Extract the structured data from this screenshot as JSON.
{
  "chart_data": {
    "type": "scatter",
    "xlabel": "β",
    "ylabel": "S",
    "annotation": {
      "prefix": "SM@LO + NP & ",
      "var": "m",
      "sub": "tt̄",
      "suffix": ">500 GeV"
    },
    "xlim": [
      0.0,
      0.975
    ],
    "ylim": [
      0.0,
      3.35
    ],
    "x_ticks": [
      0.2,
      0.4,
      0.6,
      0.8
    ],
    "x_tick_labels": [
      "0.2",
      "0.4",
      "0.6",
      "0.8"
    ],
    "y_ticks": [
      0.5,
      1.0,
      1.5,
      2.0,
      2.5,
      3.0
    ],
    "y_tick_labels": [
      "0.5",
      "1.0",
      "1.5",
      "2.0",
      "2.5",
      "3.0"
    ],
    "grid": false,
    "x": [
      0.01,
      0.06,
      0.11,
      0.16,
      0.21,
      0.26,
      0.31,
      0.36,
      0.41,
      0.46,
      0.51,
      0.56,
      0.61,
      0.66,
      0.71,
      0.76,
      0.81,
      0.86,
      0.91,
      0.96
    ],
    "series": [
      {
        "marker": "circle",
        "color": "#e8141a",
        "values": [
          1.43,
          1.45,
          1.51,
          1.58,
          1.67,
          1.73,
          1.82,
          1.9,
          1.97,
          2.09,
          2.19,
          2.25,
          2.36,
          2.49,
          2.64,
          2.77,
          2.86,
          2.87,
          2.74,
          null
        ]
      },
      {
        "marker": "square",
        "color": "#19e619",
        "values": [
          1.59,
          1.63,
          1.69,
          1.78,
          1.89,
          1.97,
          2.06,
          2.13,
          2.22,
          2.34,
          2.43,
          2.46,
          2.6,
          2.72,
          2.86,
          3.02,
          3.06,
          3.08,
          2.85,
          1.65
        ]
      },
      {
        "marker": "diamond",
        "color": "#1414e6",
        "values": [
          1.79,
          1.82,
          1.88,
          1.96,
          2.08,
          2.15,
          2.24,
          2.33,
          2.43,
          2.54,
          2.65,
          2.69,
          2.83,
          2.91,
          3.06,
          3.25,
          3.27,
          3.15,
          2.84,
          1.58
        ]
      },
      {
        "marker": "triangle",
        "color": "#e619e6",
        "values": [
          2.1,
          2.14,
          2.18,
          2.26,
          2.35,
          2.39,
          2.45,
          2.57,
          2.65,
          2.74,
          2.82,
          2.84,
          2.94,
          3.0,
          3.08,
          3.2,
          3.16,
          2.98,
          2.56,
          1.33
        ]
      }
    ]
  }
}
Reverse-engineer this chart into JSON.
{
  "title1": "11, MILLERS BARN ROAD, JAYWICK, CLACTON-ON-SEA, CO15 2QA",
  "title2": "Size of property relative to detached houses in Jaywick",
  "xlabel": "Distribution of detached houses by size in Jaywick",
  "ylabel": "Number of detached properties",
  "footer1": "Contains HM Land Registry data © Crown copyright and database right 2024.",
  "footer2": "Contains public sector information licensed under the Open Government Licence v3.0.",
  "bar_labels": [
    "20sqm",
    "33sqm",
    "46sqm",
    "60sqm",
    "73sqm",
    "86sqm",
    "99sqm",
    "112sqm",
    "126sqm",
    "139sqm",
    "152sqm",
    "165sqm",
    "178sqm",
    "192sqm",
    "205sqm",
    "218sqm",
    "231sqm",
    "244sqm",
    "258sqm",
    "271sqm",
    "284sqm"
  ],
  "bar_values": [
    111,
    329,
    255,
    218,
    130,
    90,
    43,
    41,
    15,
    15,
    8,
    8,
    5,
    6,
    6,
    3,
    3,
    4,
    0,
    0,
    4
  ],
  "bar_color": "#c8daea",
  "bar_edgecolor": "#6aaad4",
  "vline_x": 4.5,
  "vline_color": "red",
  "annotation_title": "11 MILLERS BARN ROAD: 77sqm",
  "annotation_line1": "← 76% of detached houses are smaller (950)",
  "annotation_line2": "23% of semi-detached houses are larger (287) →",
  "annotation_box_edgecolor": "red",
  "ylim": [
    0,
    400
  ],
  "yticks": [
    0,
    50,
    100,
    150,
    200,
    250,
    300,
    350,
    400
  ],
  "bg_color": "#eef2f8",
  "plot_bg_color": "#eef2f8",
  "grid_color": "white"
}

----------------

_EXERCISE INSTRUCTIONS_
Pull out each line holding the string "houses".

_RESULT OF THIS TASK_
  "title2": "Size of property relative to detached houses in Jaywick",
  "xlabel": "Distribution of detached houses by size in Jaywick",
  "annotation_line1": "← 76% of detached houses are smaller (950)",
  "annotation_line2": "23% of semi-detached houses are larger (287) →",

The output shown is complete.